■ Required work:
[1] From the auction report, list every lot that has a stated sale price, along with that price.
[2] Please answer these questions using the auction report.
(a) How old was Mary Squire when she completed her sampler?
(b) In what year was the "damier" canvas first introduced?
(c) How many lots were in the sale?

Tennants Auctioneers’ Costume, Accessories and Textiles Sale on 17th August once again saw bidders flocking to North Yorkshire, demonstrating the continuing demand for antique and vintage textiles at auction.

 

The sale saw a mixture of rare and unusual samplers and quilts, with the top lot of the sale going to an unusual patchwork quilt that sold for £5,200 (plus buyer’s premium). Dating to circa 1810-1830, the quilt was centred with a rare motif of a 32-point mariner’s compass design, one of the most difficult designs to execute, and had previously been exhibited in the Quilt Museum’s 2013 exhibition ‘The Blossoming of Patchwork’. From the same vendor, and also exhibited at the same exhibition were a pristine circa 1800-1820 patchwork quilt with Chinoiserie central panel that sold for £2,600, and a further patchwork quilt of the same date that sold for £1,900.

 

Good quality samplers are selling strongly at present, and the top sampler of the sale was a late 17th century band sampler, worked by Mary Squire in 1692. Worked in peach, blue and green, charmingly Miss Squire, who was 7 when she completed the piece, stitched her S’s and Q’s back to front; the sampler sold for £2,600.

 

Attracting international bidding was a fine late 19th century Louis Vuitton trunk, which sold for £4,500. Louis Vuitton began his career as a maker of fine trunks, and soon after establishing his brand in 1854 his wares were favoured by wealthy travellers in both London and Paris. This example was covered with the brand’s distinctive checkerboard ‘damier’ canvas that was first introduced in 1888.

 

Further lots of note included an early 20th century Peter Rabbit made by Steiff (sold for £750), a mid-19th century Montanari Wax Doll (sold for £750) and a late 18th century needlework worked by Mary Ann Charlesworth in 1784 when she was ten (sold for £850). A group of Turkish and Greek 19th Century embroidered lines produced exceptionally strong bidding via the internet, with many of the lots vastly exceeding estimates. Costume from the first half of the 20th century was in demand too, with bidders particularly interested in 1920s day and evening wear, 1940s separates, and a collection of 1950s printed cotton skirts, dresses and housecoats. 

 

The sale resulted in a total hammer price of £69,500 for the 315 lots with a 96% sold rate.

■ Given data:
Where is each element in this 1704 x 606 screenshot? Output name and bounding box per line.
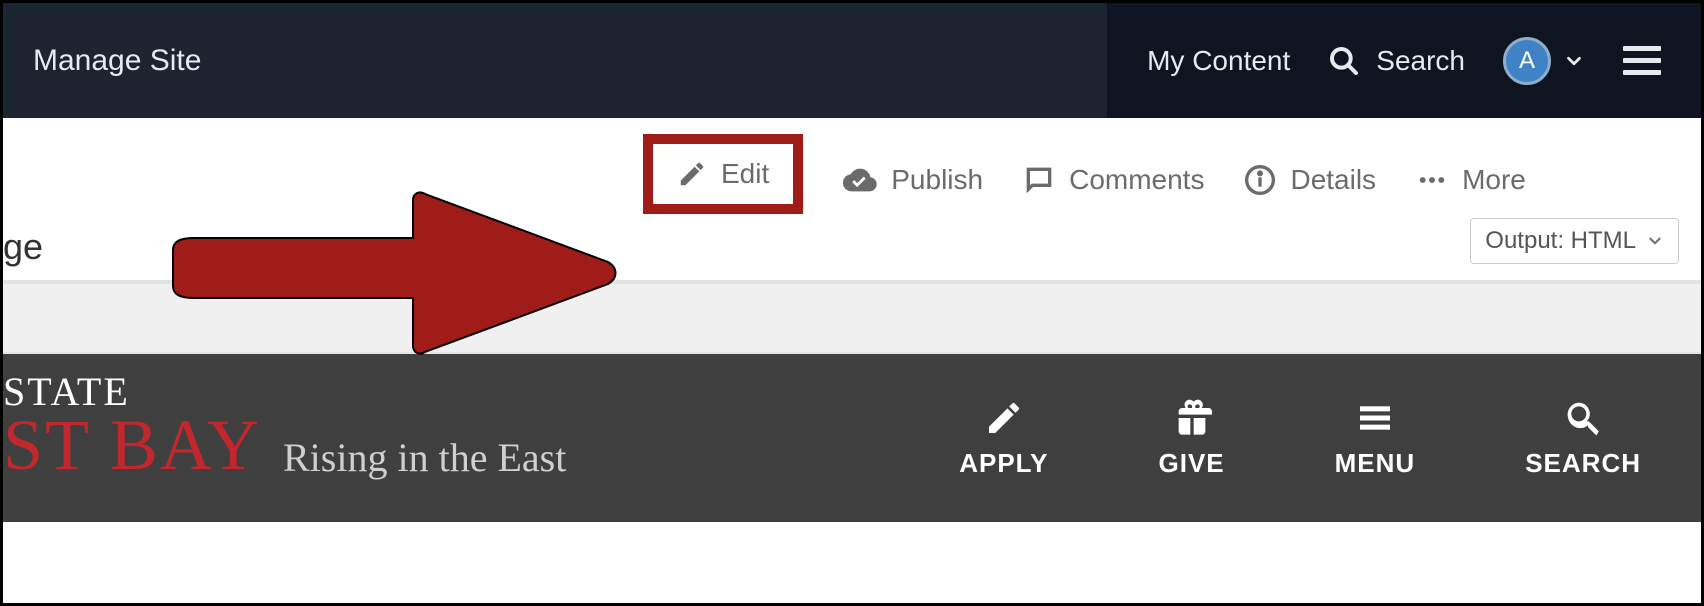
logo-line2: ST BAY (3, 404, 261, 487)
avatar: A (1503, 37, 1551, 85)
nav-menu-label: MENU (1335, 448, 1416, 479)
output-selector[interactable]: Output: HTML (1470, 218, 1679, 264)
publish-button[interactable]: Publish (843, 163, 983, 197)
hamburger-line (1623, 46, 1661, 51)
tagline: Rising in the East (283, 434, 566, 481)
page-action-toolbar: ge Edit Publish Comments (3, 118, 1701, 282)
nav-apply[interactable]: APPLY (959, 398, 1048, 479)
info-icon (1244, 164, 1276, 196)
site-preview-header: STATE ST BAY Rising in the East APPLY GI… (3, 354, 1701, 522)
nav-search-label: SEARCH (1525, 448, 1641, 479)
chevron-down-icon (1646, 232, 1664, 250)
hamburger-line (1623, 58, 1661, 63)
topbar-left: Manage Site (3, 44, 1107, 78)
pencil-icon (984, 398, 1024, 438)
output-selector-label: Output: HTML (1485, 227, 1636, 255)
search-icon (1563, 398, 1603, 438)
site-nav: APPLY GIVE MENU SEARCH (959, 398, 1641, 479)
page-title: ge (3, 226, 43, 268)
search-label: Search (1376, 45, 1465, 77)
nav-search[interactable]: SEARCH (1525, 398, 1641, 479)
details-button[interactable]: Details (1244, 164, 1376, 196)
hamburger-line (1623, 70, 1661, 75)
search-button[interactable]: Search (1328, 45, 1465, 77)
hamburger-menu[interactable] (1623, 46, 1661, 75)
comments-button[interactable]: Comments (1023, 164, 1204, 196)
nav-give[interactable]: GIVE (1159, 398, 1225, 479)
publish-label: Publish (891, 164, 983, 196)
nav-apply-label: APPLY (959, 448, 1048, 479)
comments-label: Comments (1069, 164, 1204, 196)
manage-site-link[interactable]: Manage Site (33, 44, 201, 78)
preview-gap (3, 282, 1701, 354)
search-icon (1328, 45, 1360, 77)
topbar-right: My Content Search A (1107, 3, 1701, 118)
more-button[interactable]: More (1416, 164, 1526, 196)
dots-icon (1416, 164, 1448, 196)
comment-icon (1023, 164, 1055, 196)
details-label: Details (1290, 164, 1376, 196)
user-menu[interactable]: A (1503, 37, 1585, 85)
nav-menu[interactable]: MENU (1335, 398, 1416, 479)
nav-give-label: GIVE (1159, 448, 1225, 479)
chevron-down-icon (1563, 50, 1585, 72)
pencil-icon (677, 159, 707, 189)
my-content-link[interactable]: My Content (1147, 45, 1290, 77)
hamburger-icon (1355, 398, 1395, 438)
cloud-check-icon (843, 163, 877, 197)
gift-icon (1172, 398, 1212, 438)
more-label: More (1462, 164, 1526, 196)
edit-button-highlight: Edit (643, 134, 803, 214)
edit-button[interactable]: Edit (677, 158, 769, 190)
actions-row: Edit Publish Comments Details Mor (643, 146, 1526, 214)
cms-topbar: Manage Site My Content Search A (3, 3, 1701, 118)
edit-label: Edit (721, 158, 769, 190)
...
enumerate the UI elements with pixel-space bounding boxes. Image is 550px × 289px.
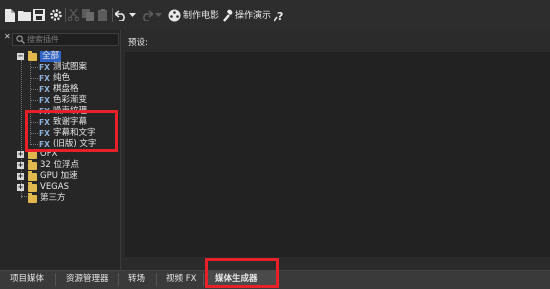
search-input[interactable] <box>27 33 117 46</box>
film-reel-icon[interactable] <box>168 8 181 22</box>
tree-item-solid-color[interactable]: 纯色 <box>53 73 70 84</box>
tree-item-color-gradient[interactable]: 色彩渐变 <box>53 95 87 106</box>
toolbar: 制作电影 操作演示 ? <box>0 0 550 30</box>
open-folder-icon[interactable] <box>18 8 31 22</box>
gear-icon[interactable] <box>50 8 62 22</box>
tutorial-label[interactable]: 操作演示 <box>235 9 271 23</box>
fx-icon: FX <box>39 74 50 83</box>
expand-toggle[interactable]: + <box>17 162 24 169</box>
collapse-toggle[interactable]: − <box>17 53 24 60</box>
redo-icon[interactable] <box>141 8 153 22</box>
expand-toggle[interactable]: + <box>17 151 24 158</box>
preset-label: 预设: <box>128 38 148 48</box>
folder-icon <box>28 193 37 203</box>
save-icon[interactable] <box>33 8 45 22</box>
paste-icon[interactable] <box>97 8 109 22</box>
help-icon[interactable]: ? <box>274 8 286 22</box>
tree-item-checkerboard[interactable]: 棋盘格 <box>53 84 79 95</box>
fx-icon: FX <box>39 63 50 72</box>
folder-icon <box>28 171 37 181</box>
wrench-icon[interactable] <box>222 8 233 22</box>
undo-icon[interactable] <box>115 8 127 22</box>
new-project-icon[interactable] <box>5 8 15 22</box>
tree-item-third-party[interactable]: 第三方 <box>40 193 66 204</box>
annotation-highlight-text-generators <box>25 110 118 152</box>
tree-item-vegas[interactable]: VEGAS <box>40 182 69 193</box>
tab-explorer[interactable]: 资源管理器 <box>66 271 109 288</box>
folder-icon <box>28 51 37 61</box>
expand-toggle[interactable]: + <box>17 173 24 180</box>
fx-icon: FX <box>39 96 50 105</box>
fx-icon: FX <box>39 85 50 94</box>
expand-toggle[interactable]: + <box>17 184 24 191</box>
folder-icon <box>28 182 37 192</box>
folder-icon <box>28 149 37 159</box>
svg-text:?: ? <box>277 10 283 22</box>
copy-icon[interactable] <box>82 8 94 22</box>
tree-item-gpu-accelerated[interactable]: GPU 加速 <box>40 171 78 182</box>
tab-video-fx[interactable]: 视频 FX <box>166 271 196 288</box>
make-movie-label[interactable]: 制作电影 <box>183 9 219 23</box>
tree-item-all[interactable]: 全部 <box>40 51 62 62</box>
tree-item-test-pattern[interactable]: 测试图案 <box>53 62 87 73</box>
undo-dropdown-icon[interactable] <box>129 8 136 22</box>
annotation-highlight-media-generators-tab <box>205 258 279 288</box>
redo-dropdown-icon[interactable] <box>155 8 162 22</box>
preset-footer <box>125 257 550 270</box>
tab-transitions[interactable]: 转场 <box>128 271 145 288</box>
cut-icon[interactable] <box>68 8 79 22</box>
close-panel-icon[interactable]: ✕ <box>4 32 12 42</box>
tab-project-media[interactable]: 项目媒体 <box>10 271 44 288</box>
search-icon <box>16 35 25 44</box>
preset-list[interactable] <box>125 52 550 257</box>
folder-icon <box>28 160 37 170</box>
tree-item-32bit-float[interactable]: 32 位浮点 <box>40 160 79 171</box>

■ Final answers:
[1]
- Patchwork quilt with a 32-point mariner's compass design, circa 1810-1830: £5,200 (plus buyer's premium)
- Patchwork quilt with Chinoiserie central panel, circa 1800-1820: £2,600
- Further patchwork quilt, circa 1800-1820: £1,900
- Late 17th century band sampler worked by Mary Squire in 1692: £2,600
- Late 19th century Louis Vuitton trunk: £4,500
- Early 20th century Peter Rabbit made by Steiff: £750
- Mid-19th century Montanari Wax Doll: £750
- Late 18th century needlework worked by Mary Ann Charlesworth in 1784: £850

[2]
(a) She was 7.
(b) It was introduced in 1888.
(c) The sale had 315 lots.